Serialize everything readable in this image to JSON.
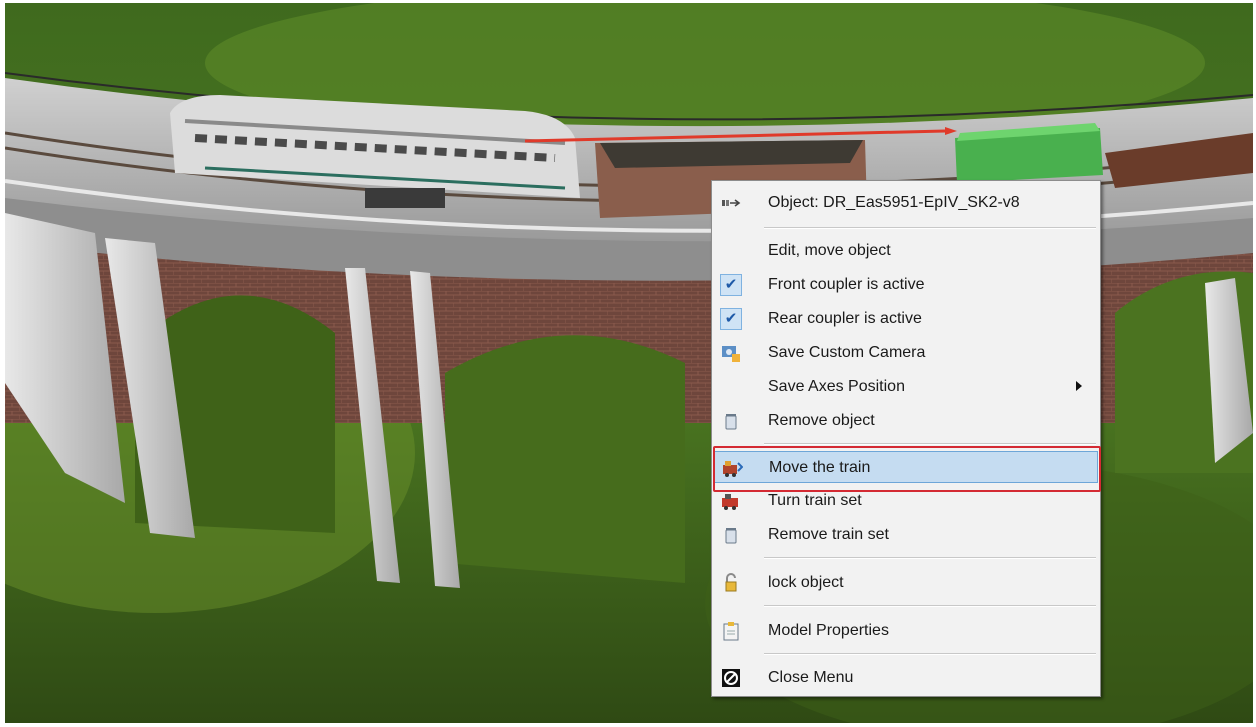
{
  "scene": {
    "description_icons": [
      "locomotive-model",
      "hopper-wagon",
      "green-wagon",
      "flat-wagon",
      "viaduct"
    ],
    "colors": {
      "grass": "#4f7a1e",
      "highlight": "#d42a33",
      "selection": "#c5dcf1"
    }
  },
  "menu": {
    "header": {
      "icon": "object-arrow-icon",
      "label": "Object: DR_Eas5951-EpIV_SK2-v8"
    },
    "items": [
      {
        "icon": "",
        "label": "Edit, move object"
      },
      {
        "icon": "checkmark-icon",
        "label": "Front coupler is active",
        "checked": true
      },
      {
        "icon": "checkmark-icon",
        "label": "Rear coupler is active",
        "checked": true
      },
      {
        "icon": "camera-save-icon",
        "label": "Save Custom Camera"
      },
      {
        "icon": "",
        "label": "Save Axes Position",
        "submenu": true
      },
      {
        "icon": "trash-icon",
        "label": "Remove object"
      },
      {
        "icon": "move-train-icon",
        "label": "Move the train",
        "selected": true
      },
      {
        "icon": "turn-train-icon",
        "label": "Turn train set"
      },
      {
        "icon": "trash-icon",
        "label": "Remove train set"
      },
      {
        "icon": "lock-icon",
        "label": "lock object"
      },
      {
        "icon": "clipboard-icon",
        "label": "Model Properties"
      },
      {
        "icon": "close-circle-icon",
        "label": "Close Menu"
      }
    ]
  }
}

════════

* _Work to do_:
Print each of the records above exactly as written, leaving no picture in the copy.

* _Task response_:
Serialize everything readable in this image to JSON.
{
  "scene": {
    "description_icons": [
      "locomotive-model",
      "hopper-wagon",
      "green-wagon",
      "flat-wagon",
      "viaduct"
    ],
    "colors": {
      "grass": "#4f7a1e",
      "highlight": "#d42a33",
      "selection": "#c5dcf1"
    }
  },
  "menu": {
    "header": {
      "icon": "object-arrow-icon",
      "label": "Object: DR_Eas5951-EpIV_SK2-v8"
    },
    "items": [
      {
        "icon": "",
        "label": "Edit, move object"
      },
      {
        "icon": "checkmark-icon",
        "label": "Front coupler is active",
        "checked": true
      },
      {
        "icon": "checkmark-icon",
        "label": "Rear coupler is active",
        "checked": true
      },
      {
        "icon": "camera-save-icon",
        "label": "Save Custom Camera"
      },
      {
        "icon": "",
        "label": "Save Axes Position",
        "submenu": true
      },
      {
        "icon": "trash-icon",
        "label": "Remove object"
      },
      {
        "icon": "move-train-icon",
        "label": "Move the train",
        "selected": true
      },
      {
        "icon": "turn-train-icon",
        "label": "Turn train set"
      },
      {
        "icon": "trash-icon",
        "label": "Remove train set"
      },
      {
        "icon": "lock-icon",
        "label": "lock object"
      },
      {
        "icon": "clipboard-icon",
        "label": "Model Properties"
      },
      {
        "icon": "close-circle-icon",
        "label": "Close Menu"
      }
    ]
  }
}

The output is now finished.